THE TASK » Copy all lines below containing "LocalEnergy".

── RECORDS FOR PROCESSING ──

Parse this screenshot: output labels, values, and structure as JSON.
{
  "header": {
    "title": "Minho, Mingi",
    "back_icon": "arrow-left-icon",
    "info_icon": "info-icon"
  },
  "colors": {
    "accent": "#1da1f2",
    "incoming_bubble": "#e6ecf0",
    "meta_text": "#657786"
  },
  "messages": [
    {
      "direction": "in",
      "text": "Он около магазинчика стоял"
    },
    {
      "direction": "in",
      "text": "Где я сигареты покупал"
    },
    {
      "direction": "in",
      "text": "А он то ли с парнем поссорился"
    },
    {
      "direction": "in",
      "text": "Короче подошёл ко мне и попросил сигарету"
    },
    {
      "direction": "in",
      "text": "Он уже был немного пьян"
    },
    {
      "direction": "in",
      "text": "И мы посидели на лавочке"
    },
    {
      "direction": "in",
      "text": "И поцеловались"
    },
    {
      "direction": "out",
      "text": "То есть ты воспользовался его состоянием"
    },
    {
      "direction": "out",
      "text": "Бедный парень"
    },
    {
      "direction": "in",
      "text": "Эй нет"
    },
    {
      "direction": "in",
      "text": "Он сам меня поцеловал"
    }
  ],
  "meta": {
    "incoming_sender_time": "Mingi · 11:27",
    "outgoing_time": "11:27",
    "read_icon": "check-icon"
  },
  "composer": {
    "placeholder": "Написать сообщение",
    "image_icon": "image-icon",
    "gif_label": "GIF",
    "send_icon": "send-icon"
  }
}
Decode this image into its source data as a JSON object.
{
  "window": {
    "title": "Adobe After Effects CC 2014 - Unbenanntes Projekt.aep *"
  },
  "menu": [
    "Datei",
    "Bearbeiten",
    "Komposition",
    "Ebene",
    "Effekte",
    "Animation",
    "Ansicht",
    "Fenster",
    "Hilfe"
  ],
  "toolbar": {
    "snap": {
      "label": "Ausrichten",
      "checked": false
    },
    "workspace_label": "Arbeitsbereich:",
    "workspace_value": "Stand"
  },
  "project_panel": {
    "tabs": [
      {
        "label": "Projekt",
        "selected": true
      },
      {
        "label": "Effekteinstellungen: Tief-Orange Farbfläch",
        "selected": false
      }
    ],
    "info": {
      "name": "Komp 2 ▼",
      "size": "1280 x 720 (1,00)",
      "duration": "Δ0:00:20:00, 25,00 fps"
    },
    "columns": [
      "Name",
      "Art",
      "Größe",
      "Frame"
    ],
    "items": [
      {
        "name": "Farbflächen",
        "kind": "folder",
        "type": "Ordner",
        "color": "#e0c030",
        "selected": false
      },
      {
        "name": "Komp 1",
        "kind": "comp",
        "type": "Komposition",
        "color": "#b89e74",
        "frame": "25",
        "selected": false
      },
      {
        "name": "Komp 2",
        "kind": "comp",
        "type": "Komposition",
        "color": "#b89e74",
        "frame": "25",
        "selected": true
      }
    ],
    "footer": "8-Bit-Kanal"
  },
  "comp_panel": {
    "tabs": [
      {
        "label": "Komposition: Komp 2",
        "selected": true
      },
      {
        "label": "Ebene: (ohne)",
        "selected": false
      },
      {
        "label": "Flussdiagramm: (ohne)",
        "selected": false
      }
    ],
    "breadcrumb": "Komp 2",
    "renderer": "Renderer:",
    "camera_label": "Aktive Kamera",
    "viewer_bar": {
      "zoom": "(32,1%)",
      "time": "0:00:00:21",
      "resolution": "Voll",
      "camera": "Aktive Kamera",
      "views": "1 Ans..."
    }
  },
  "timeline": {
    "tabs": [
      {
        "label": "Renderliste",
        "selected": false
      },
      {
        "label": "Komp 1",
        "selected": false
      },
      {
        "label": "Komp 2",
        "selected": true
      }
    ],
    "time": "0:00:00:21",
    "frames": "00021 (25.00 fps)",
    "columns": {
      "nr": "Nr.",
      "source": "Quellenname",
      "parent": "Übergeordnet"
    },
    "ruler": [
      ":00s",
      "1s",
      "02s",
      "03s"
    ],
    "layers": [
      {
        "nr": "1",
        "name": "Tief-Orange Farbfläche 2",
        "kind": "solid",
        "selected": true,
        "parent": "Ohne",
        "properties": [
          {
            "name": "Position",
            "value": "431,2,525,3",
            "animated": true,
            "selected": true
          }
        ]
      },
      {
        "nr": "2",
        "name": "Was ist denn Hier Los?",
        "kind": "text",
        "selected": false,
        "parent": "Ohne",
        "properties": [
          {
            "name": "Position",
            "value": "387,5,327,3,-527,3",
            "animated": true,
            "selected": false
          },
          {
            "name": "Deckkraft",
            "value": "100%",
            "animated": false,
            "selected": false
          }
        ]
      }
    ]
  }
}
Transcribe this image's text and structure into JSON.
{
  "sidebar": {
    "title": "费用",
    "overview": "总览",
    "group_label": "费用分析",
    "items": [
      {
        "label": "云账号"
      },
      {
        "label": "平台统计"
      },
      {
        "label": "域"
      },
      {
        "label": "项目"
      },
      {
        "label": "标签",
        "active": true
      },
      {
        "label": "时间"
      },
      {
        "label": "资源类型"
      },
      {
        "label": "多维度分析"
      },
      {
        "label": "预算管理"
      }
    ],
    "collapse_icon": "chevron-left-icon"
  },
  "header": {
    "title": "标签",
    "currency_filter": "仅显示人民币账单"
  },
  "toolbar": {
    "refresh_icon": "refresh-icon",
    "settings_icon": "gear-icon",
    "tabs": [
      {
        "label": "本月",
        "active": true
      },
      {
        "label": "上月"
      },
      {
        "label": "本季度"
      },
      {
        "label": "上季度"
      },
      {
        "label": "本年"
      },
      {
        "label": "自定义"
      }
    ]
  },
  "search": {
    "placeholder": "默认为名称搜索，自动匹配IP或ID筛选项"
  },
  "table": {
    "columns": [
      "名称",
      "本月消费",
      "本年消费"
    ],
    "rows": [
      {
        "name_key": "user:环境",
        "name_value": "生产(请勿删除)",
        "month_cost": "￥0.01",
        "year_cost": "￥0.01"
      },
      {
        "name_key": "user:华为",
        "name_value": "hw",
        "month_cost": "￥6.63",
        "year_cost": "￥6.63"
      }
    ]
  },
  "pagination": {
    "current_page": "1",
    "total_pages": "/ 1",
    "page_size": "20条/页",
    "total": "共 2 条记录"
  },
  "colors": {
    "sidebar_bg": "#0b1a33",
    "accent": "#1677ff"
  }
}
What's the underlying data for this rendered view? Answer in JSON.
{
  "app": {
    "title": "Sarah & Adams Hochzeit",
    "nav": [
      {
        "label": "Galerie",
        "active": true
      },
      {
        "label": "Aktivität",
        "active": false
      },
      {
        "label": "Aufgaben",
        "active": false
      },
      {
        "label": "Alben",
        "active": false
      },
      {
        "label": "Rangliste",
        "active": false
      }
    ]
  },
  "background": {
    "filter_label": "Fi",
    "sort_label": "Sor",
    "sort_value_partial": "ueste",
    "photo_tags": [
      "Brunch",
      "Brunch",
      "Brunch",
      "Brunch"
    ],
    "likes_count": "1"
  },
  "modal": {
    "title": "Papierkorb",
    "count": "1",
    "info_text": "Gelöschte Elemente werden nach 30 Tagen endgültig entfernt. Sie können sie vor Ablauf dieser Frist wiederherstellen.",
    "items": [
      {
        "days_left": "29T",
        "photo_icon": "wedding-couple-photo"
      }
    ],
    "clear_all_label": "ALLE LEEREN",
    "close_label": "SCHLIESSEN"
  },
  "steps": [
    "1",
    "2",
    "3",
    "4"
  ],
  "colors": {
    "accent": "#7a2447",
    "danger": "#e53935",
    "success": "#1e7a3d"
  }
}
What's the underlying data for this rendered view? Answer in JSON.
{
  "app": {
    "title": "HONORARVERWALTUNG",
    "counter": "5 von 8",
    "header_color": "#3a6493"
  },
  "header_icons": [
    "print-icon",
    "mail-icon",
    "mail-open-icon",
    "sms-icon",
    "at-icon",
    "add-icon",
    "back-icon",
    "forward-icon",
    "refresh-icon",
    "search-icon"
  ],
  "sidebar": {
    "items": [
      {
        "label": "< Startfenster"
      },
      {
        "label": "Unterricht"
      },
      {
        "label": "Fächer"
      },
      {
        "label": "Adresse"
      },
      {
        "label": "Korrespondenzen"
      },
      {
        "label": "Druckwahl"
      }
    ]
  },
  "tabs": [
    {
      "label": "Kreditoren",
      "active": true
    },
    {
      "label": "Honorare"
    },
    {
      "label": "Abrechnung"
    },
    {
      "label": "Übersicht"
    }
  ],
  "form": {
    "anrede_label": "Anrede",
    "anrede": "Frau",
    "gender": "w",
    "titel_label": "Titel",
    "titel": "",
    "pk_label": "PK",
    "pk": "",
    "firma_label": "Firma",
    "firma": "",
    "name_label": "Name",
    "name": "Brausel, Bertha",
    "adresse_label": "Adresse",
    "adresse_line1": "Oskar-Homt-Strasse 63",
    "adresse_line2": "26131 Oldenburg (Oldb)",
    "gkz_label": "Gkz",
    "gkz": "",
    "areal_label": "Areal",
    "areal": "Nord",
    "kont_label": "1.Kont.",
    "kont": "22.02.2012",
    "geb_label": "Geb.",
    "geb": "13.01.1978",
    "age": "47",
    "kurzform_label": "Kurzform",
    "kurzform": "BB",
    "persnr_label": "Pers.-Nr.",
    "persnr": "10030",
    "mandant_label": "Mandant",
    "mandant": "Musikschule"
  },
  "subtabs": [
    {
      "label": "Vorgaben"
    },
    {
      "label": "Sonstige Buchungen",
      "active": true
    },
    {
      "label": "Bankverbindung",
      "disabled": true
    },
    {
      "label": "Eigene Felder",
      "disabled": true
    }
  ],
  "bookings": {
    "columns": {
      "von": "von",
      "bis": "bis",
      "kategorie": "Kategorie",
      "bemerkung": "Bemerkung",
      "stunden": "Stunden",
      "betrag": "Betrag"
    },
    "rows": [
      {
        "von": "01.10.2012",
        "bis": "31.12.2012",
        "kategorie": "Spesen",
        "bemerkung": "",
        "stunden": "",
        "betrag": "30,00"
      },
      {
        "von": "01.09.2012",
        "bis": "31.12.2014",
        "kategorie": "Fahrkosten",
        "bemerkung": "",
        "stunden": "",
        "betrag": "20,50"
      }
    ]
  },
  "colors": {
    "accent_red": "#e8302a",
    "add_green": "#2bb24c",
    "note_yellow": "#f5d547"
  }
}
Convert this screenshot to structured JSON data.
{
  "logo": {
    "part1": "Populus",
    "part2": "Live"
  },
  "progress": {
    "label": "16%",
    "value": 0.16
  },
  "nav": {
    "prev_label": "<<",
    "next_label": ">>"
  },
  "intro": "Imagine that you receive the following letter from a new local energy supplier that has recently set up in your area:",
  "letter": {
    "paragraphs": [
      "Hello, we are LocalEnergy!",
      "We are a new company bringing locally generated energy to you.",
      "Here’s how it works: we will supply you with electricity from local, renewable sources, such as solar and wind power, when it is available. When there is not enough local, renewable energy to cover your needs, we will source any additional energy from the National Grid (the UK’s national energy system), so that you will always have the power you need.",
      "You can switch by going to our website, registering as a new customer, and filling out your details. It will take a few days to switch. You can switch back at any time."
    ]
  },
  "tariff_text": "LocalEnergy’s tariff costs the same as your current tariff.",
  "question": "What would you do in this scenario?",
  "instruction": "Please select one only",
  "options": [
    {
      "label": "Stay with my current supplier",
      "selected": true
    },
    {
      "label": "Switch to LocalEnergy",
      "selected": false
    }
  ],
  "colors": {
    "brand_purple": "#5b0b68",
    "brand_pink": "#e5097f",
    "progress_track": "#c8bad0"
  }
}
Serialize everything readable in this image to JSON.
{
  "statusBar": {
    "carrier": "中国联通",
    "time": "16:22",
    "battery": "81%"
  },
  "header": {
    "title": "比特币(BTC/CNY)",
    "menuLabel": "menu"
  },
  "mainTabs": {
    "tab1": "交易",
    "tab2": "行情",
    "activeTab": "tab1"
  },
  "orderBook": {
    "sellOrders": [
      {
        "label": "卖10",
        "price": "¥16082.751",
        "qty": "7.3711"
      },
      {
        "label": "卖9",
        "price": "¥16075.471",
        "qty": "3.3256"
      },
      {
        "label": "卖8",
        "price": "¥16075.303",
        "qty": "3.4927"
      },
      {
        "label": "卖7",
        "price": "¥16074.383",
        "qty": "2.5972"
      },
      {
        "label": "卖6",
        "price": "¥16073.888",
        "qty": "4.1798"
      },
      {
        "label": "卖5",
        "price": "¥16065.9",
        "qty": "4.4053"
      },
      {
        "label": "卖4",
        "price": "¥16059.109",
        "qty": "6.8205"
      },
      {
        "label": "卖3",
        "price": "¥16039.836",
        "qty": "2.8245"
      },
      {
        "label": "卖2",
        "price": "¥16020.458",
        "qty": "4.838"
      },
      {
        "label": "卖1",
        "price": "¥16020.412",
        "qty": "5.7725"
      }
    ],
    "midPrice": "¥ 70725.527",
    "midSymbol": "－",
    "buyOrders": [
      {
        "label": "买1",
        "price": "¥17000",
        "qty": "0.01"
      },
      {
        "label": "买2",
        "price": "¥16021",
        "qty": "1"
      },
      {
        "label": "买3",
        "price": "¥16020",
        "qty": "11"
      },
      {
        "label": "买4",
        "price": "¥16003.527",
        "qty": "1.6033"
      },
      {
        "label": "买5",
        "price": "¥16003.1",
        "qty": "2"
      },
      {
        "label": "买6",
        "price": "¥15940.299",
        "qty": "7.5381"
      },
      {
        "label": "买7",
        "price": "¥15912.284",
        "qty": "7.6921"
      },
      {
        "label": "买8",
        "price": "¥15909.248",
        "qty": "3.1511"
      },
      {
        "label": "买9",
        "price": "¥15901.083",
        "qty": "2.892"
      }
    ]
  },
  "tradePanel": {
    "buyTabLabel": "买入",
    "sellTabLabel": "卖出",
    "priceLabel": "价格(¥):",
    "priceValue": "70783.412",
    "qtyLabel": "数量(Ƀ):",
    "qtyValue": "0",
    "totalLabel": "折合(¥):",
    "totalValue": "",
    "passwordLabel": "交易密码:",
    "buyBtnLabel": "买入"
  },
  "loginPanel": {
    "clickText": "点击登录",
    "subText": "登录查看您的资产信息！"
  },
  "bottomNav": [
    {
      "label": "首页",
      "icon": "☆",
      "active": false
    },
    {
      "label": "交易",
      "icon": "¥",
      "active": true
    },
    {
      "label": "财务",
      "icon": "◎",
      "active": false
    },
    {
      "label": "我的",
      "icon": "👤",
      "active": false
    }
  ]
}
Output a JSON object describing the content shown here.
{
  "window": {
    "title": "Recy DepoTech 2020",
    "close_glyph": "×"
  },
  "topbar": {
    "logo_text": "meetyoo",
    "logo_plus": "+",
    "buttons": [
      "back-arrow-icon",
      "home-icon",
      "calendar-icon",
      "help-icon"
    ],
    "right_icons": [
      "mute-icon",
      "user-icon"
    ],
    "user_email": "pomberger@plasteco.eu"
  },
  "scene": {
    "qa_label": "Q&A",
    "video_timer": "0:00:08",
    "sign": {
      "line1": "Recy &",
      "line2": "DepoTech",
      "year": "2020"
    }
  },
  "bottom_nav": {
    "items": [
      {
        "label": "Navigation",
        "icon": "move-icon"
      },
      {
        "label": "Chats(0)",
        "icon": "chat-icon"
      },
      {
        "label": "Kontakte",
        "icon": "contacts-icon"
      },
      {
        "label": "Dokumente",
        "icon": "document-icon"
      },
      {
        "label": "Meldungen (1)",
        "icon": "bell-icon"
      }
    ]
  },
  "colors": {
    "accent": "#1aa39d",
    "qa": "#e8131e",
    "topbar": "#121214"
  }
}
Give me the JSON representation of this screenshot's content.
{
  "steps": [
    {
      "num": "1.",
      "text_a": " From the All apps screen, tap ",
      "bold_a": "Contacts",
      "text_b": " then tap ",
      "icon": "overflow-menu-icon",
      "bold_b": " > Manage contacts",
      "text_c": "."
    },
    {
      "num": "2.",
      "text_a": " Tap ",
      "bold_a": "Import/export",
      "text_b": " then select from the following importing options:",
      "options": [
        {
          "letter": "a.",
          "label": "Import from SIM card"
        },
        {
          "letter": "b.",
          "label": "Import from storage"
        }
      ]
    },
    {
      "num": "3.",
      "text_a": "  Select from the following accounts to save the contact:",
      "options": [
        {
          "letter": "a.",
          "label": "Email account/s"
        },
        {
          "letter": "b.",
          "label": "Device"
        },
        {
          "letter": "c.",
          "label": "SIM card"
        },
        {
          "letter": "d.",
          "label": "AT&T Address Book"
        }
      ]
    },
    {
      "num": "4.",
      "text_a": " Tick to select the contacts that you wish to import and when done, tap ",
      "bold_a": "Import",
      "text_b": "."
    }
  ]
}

───

RESPONSE TO THE TASK »
      "Hello, we are LocalEnergy!",
  "tariff_text": "LocalEnergy’s tariff costs the same as your current tariff.",
      "label": "Switch to LocalEnergy",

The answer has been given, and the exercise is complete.